-- Begin Data excerpts --

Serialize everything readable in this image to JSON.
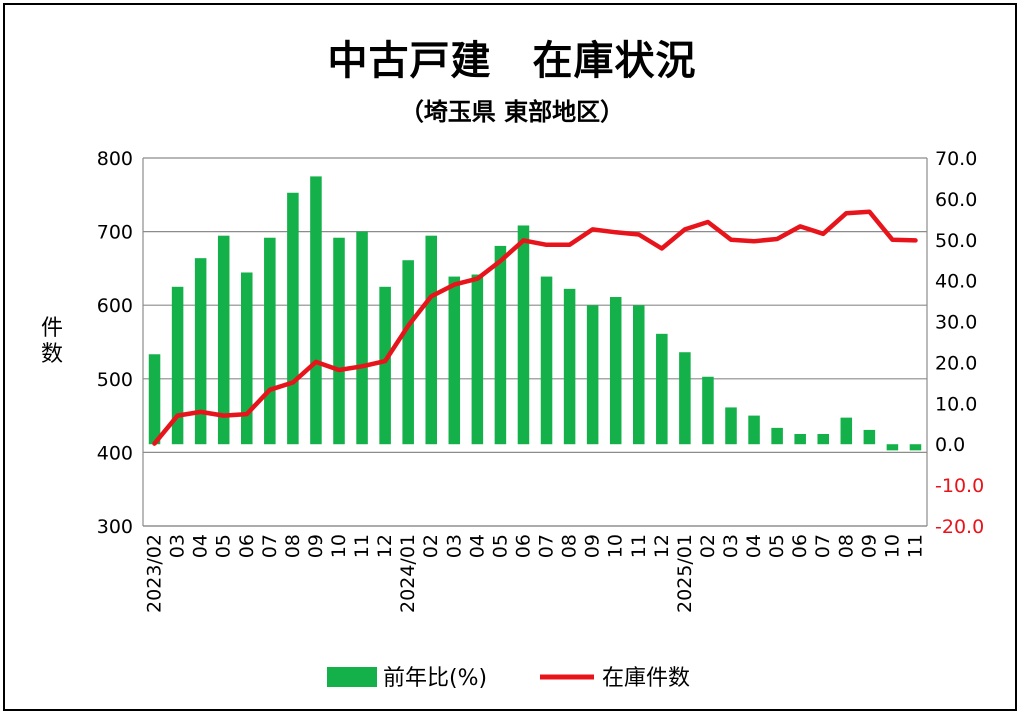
{
  "title": "中古戸建　在庫状況",
  "subtitle": "（埼玉県 東部地区）",
  "chart_data": {
    "type": "bar+line",
    "categories": [
      "2023/02",
      "03",
      "04",
      "05",
      "06",
      "07",
      "08",
      "09",
      "10",
      "11",
      "12",
      "2024/01",
      "02",
      "03",
      "04",
      "05",
      "06",
      "07",
      "08",
      "09",
      "10",
      "11",
      "12",
      "2025/01",
      "02",
      "03",
      "04",
      "05",
      "06",
      "07",
      "08",
      "09",
      "10",
      "11"
    ],
    "series": [
      {
        "name": "前年比(%)",
        "type": "bar",
        "axis": "right",
        "color": "#14b04a",
        "values": [
          22.0,
          38.5,
          45.5,
          51.0,
          42.0,
          50.5,
          61.5,
          65.5,
          50.5,
          52.0,
          38.5,
          45.0,
          51.0,
          41.0,
          41.5,
          48.5,
          53.5,
          41.0,
          38.0,
          34.0,
          36.0,
          34.0,
          27.0,
          22.5,
          16.5,
          9.0,
          7.0,
          4.0,
          2.5,
          2.5,
          6.5,
          3.5,
          -1.5,
          -1.5
        ]
      },
      {
        "name": "在庫件数",
        "type": "line",
        "axis": "left",
        "color": "#e8141b",
        "values": [
          412,
          450,
          455,
          450,
          452,
          485,
          495,
          523,
          512,
          517,
          524,
          572,
          612,
          628,
          636,
          660,
          688,
          682,
          682,
          703,
          699,
          696,
          677,
          703,
          713,
          689,
          687,
          690,
          707,
          697,
          725,
          727,
          689,
          688
        ]
      }
    ],
    "y_left": {
      "label": "件数",
      "min": 300,
      "max": 800,
      "ticks": [
        "300",
        "400",
        "500",
        "600",
        "700",
        "800"
      ]
    },
    "y_right": {
      "min": -20,
      "max": 70,
      "ticks": [
        "70.0",
        "60.0",
        "50.0",
        "40.0",
        "30.0",
        "20.0",
        "10.0",
        "0.0",
        "-10.0",
        "-20.0"
      ],
      "negative_color": "#e8141b"
    },
    "grid": true,
    "legend": {
      "position": "bottom",
      "items": [
        {
          "label": "前年比(%)",
          "kind": "bar",
          "color": "#14b04a"
        },
        {
          "label": "在庫件数",
          "kind": "line",
          "color": "#e8141b"
        }
      ]
    }
  }
}
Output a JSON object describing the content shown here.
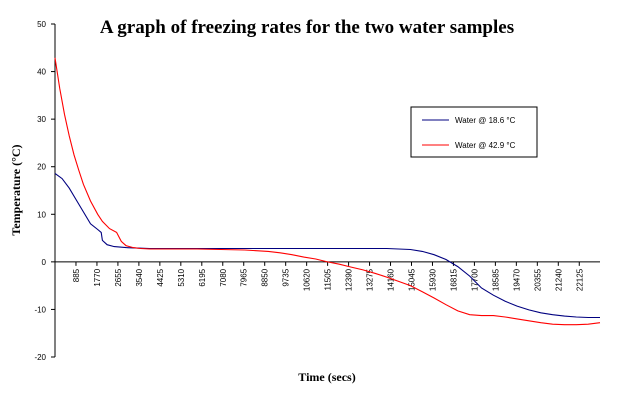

-- End Data excerpts --

Written request :: Reproduce all entries exactly. Pictures do not belong in the copy.

Task response ::
Serialize everything readable in this image to JSON.
{
  "title": "中古戸建　在庫状況",
  "subtitle": "（埼玉県 東部地区）",
  "chart_data": {
    "type": "bar+line",
    "categories": [
      "2023/02",
      "03",
      "04",
      "05",
      "06",
      "07",
      "08",
      "09",
      "10",
      "11",
      "12",
      "2024/01",
      "02",
      "03",
      "04",
      "05",
      "06",
      "07",
      "08",
      "09",
      "10",
      "11",
      "12",
      "2025/01",
      "02",
      "03",
      "04",
      "05",
      "06",
      "07",
      "08",
      "09",
      "10",
      "11"
    ],
    "series": [
      {
        "name": "前年比(%)",
        "type": "bar",
        "axis": "right",
        "color": "#14b04a",
        "values": [
          22.0,
          38.5,
          45.5,
          51.0,
          42.0,
          50.5,
          61.5,
          65.5,
          50.5,
          52.0,
          38.5,
          45.0,
          51.0,
          41.0,
          41.5,
          48.5,
          53.5,
          41.0,
          38.0,
          34.0,
          36.0,
          34.0,
          27.0,
          22.5,
          16.5,
          9.0,
          7.0,
          4.0,
          2.5,
          2.5,
          6.5,
          3.5,
          -1.5,
          -1.5
        ]
      },
      {
        "name": "在庫件数",
        "type": "line",
        "axis": "left",
        "color": "#e8141b",
        "values": [
          412,
          450,
          455,
          450,
          452,
          485,
          495,
          523,
          512,
          517,
          524,
          572,
          612,
          628,
          636,
          660,
          688,
          682,
          682,
          703,
          699,
          696,
          677,
          703,
          713,
          689,
          687,
          690,
          707,
          697,
          725,
          727,
          689,
          688
        ]
      }
    ],
    "y_left": {
      "label": "件数",
      "min": 300,
      "max": 800,
      "ticks": [
        "300",
        "400",
        "500",
        "600",
        "700",
        "800"
      ]
    },
    "y_right": {
      "min": -20,
      "max": 70,
      "ticks": [
        "70.0",
        "60.0",
        "50.0",
        "40.0",
        "30.0",
        "20.0",
        "10.0",
        "0.0",
        "-10.0",
        "-20.0"
      ],
      "negative_color": "#e8141b"
    },
    "grid": true,
    "legend": {
      "position": "bottom",
      "items": [
        {
          "label": "前年比(%)",
          "kind": "bar",
          "color": "#14b04a"
        },
        {
          "label": "在庫件数",
          "kind": "line",
          "color": "#e8141b"
        }
      ]
    }
  }
}
Output a JSON object describing the content shown here.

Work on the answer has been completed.